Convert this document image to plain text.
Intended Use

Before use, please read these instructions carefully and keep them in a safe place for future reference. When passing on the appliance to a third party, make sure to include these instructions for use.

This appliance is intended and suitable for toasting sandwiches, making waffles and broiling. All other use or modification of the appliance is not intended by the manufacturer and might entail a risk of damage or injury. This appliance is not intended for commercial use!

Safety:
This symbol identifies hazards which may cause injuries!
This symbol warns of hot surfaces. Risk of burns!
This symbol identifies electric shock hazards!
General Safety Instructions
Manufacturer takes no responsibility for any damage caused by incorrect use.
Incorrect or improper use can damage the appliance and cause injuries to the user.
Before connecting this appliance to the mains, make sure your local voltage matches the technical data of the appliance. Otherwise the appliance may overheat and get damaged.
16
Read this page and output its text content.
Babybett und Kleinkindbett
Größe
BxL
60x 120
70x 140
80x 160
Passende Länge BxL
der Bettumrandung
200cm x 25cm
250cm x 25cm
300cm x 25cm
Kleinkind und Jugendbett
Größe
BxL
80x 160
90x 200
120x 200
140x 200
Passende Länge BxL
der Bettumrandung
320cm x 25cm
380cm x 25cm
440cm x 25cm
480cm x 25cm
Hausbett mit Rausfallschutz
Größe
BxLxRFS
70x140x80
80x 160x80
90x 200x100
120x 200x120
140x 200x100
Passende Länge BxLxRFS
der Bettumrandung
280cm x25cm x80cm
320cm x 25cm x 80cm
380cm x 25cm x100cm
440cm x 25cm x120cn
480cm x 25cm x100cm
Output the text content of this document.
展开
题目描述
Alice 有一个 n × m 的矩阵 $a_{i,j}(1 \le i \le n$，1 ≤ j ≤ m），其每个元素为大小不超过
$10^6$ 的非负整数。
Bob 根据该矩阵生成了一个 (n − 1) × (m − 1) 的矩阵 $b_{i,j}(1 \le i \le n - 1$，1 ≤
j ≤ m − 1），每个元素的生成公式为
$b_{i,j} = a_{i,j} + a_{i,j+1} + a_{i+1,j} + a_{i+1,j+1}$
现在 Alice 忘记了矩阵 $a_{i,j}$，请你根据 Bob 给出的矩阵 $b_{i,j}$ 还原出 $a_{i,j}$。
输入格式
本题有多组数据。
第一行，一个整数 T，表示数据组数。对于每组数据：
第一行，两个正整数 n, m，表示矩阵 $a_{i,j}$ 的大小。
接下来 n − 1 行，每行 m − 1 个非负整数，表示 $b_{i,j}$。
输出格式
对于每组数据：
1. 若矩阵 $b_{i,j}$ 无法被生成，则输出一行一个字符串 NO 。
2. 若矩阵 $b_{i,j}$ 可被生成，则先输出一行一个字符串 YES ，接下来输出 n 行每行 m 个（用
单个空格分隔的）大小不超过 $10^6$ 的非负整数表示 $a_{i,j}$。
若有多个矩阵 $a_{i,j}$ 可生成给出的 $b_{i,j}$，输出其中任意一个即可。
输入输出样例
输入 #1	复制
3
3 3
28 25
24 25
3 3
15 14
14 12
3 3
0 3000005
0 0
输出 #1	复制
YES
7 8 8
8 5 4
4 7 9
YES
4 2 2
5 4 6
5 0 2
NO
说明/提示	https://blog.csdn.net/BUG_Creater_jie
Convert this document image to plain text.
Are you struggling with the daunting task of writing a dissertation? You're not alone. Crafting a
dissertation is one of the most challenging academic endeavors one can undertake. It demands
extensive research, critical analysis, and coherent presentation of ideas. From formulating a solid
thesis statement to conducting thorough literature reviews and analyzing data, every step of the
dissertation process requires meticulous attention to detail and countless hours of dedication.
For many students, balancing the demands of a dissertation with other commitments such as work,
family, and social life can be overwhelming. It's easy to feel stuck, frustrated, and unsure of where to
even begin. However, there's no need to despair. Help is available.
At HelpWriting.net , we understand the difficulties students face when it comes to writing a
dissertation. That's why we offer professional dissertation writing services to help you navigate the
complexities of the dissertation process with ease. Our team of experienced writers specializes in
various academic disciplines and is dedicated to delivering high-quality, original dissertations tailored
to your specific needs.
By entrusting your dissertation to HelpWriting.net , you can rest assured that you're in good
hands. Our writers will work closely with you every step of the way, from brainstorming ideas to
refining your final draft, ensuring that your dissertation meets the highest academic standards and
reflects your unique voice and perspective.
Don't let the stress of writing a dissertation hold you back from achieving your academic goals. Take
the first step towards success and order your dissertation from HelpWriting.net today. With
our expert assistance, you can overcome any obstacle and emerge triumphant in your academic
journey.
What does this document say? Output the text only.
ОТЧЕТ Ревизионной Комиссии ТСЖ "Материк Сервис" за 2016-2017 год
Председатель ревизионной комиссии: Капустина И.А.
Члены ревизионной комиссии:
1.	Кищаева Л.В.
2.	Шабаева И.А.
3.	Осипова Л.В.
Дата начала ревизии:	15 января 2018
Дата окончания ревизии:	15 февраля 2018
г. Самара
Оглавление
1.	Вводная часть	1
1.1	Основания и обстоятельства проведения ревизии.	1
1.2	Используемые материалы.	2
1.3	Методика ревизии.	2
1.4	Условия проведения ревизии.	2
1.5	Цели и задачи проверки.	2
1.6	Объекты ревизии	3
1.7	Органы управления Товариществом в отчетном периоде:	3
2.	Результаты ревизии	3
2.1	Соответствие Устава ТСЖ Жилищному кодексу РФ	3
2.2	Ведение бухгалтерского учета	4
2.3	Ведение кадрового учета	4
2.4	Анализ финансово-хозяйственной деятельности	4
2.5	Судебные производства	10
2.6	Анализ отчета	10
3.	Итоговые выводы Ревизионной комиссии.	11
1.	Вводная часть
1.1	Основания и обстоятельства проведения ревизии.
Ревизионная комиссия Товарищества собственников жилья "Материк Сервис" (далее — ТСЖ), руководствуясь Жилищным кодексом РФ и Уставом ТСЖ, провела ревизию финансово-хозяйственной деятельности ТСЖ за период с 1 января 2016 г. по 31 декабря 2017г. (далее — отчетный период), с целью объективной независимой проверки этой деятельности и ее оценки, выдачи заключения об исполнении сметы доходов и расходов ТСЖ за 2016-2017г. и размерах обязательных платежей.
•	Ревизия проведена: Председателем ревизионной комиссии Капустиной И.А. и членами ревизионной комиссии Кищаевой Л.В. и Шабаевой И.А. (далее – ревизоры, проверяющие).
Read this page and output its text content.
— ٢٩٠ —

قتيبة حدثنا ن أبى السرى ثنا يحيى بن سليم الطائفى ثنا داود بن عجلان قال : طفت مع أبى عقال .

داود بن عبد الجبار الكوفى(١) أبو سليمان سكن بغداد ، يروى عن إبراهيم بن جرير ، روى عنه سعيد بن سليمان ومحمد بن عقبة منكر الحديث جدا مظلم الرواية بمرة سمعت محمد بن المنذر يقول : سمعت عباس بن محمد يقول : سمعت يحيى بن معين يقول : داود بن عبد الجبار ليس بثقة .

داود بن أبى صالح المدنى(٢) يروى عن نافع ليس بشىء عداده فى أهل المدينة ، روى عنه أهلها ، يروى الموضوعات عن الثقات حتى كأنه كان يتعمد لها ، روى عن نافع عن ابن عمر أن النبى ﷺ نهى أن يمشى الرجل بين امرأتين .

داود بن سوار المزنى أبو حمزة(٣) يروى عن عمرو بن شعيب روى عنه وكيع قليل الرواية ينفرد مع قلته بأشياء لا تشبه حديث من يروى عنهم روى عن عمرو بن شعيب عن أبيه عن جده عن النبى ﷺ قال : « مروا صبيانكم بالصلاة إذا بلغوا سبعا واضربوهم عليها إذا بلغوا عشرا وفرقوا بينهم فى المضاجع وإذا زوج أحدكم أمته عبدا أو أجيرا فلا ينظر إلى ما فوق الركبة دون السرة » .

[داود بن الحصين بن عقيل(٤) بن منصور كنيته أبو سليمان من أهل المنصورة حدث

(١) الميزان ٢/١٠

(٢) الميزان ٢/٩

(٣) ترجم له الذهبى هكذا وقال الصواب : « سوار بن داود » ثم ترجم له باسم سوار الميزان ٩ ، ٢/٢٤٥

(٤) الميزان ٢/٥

....

> _WHAT IS NEEDED_:
List each line of the records that holds the string "داود".

> _EXERCISE ANSWER_:
قتيبة حدثنا ن أبى السرى ثنا يحيى بن سليم الطائفى ثنا داود بن عجلان قال : طفت مع أبى عقال .
داود بن عبد الجبار الكوفى(١) أبو سليمان سكن بغداد ، يروى عن إبراهيم بن جرير ، روى عنه سعيد بن سليمان ومحمد بن عقبة منكر الحديث جدا مظلم الرواية بمرة سمعت محمد بن المنذر يقول : سمعت عباس بن محمد يقول : سمعت يحيى بن معين يقول : داود بن عبد الجبار ليس بثقة .
داود بن أبى صالح المدنى(٢) يروى عن نافع ليس بشىء عداده فى أهل المدينة ، روى عنه أهلها ، يروى الموضوعات عن الثقات حتى كأنه كان يتعمد لها ، روى عن نافع عن ابن عمر أن النبى ﷺ نهى أن يمشى الرجل بين امرأتين .
داود بن سوار المزنى أبو حمزة(٣) يروى عن عمرو بن شعيب روى عنه وكيع قليل الرواية ينفرد مع قلته بأشياء لا تشبه حديث من يروى عنهم روى عن عمرو بن شعيب عن أبيه عن جده عن النبى ﷺ قال : « مروا صبيانكم بالصلاة إذا بلغوا سبعا واضربوهم عليها إذا بلغوا عشرا وفرقوا بينهم فى المضاجع وإذا زوج أحدكم أمته عبدا أو أجيرا فلا ينظر إلى ما فوق الركبة دون السرة » .
[داود بن الحصين بن عقيل(٤) بن منصور كنيته أبو سليمان من أهل المنصورة حدث
(٣) ترجم له الذهبى هكذا وقال الصواب : « سوار بن داود » ثم ترجم له باسم سوار الميزان ٩ ، ٢/٢٤٥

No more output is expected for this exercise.